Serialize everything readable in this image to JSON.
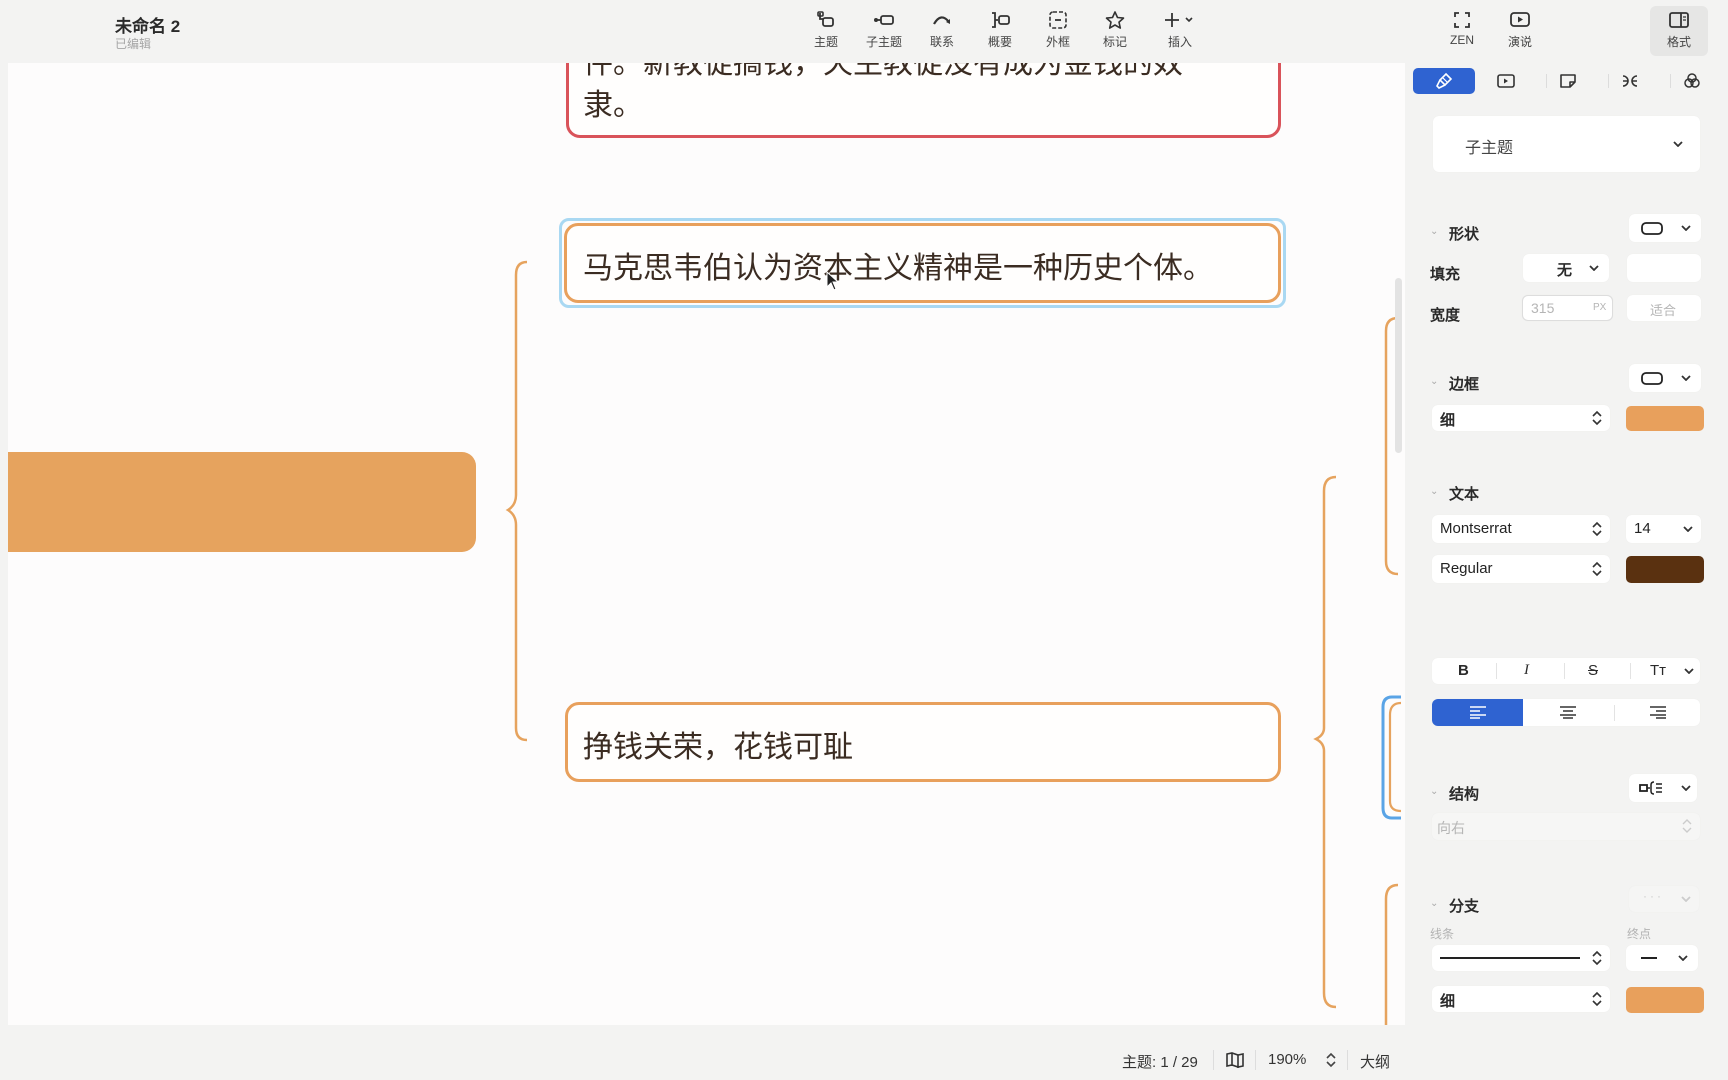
{
  "header": {
    "title": "未命名 2",
    "status": "已编辑",
    "tools": [
      {
        "name": "topic",
        "label": "主题",
        "icon": "topic-icon"
      },
      {
        "name": "subtopic",
        "label": "子主题",
        "icon": "subtopic-icon"
      },
      {
        "name": "relationship",
        "label": "联系",
        "icon": "relationship-icon"
      },
      {
        "name": "summary",
        "label": "概要",
        "icon": "summary-icon"
      },
      {
        "name": "boundary",
        "label": "外框",
        "icon": "boundary-icon"
      },
      {
        "name": "marker",
        "label": "标记",
        "icon": "star-icon"
      },
      {
        "name": "insert",
        "label": "插入",
        "icon": "plus-icon"
      }
    ],
    "right_tools": [
      {
        "name": "zen",
        "label": "ZEN",
        "icon": "zen-icon"
      },
      {
        "name": "pitch",
        "label": "演说",
        "icon": "play-icon"
      },
      {
        "name": "format",
        "label": "格式",
        "icon": "format-panel-icon"
      }
    ]
  },
  "canvas": {
    "nodes": [
      {
        "id": "node-top",
        "line1": "件。新教徒搞钱，天主教徒没有成为金钱的奴",
        "line2": "隶。",
        "border_color": "#d9535a"
      },
      {
        "id": "node-selected",
        "text": "马克思韦伯认为资本主义精神是一种历史个体。",
        "border_color": "#e8a05c",
        "selection_color": "#9fd3f0"
      },
      {
        "id": "node-bottom",
        "text": "挣钱关荣，花钱可耻",
        "border_color": "#e8a05c"
      }
    ],
    "parent_node_color": "#e6a35e",
    "branch_color": "#e6a35e"
  },
  "statusbar": {
    "topic_count": "主题: 1 / 29",
    "zoom": "190%",
    "outline": "大纲"
  },
  "panel": {
    "tabs": [
      {
        "name": "style",
        "icon": "brush-icon",
        "active": true
      },
      {
        "name": "pitch",
        "icon": "play-icon",
        "active": false
      },
      {
        "name": "note",
        "icon": "sticky-note-icon",
        "active": false
      },
      {
        "name": "map-structure",
        "icon": "structure-icon",
        "active": false
      },
      {
        "name": "theme",
        "icon": "color-circles-icon",
        "active": false
      }
    ],
    "topic_type": "子主题",
    "shape": {
      "title": "形状",
      "fill_label": "填充",
      "fill_value": "无",
      "width_label": "宽度",
      "width_value": "315",
      "width_unit": "PX",
      "fit_label": "适合"
    },
    "border": {
      "title": "边框",
      "weight": "细",
      "color": "#e8a05c"
    },
    "text": {
      "title": "文本",
      "font": "Montserrat",
      "size": "14",
      "weight": "Regular",
      "color": "#5a3110",
      "bold": "B",
      "italic": "I",
      "strike": "S",
      "case": "Tт",
      "align": "left"
    },
    "structure": {
      "title": "结构",
      "direction": "向右"
    },
    "branch": {
      "title": "分支",
      "line_label": "线条",
      "end_label": "终点",
      "weight": "细",
      "color": "#e8a05c"
    },
    "accent_color": "#2f63d1"
  }
}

Task directions.
Using the entries above, return each line in which the word "relationship" occurs.

Expected answer.
        "name": "relationship",
        "icon": "relationship-icon"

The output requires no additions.